Quote the lines below exactly, from the one that holds "What data populates" through the final line of the records, and only those.
--- Available records ---
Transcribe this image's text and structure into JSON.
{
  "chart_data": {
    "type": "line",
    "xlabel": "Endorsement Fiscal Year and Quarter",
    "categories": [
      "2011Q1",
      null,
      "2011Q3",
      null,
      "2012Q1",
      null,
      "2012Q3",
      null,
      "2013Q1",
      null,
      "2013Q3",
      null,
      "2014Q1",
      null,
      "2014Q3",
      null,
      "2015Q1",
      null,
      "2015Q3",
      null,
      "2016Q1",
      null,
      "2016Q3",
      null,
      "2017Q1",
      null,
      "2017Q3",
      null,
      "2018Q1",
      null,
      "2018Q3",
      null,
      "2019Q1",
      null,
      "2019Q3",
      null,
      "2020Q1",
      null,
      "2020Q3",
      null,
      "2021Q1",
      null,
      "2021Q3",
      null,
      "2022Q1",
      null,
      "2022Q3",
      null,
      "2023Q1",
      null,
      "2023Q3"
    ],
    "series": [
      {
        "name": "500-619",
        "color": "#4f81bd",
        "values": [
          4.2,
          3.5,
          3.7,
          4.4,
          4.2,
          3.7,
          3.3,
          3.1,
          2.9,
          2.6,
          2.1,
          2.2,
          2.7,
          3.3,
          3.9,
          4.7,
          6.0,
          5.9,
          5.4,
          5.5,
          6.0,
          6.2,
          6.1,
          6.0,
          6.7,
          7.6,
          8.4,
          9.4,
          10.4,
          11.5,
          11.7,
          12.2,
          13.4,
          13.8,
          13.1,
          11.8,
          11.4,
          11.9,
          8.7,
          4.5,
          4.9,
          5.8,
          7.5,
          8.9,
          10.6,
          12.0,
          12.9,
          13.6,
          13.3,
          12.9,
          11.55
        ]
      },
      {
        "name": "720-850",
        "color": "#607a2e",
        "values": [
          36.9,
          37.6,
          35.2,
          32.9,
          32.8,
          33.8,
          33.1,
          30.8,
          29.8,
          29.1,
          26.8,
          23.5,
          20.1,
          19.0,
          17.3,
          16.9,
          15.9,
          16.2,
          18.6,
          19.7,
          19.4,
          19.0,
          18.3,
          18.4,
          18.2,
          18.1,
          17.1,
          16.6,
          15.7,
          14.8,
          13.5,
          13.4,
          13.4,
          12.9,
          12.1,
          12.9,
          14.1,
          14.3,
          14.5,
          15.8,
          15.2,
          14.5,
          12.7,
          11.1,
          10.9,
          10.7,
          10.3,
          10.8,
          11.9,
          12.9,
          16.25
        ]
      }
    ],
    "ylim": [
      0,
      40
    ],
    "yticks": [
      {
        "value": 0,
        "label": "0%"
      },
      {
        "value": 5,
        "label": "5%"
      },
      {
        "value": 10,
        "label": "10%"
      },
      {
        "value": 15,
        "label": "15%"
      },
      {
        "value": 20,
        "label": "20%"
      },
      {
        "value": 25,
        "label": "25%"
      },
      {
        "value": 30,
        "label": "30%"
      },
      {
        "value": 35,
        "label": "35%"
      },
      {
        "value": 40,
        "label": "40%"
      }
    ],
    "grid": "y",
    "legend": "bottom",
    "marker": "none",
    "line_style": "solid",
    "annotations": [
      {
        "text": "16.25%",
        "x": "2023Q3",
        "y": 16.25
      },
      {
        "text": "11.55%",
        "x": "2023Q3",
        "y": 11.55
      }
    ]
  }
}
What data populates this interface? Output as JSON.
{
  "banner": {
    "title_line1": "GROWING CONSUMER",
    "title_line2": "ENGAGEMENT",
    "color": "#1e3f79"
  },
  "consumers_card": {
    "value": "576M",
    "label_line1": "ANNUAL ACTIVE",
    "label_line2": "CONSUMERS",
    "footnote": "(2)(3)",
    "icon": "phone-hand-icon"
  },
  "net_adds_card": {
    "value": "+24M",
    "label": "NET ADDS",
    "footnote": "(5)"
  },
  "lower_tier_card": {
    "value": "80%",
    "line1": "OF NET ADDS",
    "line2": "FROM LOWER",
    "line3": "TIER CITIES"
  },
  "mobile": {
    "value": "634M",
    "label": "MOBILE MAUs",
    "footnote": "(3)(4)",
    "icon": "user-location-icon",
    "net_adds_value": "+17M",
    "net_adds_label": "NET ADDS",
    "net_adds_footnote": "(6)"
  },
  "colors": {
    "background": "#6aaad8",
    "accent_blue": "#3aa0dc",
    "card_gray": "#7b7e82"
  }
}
---
-- Worked solution --
What data populates this interface? Output as JSON.
{
  "banner": {
    "title_line1": "GROWING CONSUMER",
    "title_line2": "ENGAGEMENT",
    "color": "#1e3f79"
  },
  "consumers_card": {
    "value": "576M",
    "label_line1": "ANNUAL ACTIVE",
    "label_line2": "CONSUMERS",
    "footnote": "(2)(3)",
    "icon": "phone-hand-icon"
  },
  "net_adds_card": {
    "value": "+24M",
    "label": "NET ADDS",
    "footnote": "(5)"
  },
  "lower_tier_card": {
    "value": "80%",
    "line1": "OF NET ADDS",
    "line2": "FROM LOWER",
    "line3": "TIER CITIES"
  },
  "mobile": {
    "value": "634M",
    "label": "MOBILE MAUs",
    "footnote": "(3)(4)",
    "icon": "user-location-icon",
    "net_adds_value": "+17M",
    "net_adds_label": "NET ADDS",
    "net_adds_footnote": "(6)"
  },
  "colors": {
    "background": "#6aaad8",
    "accent_blue": "#3aa0dc",
    "card_gray": "#7b7e82"
  }
}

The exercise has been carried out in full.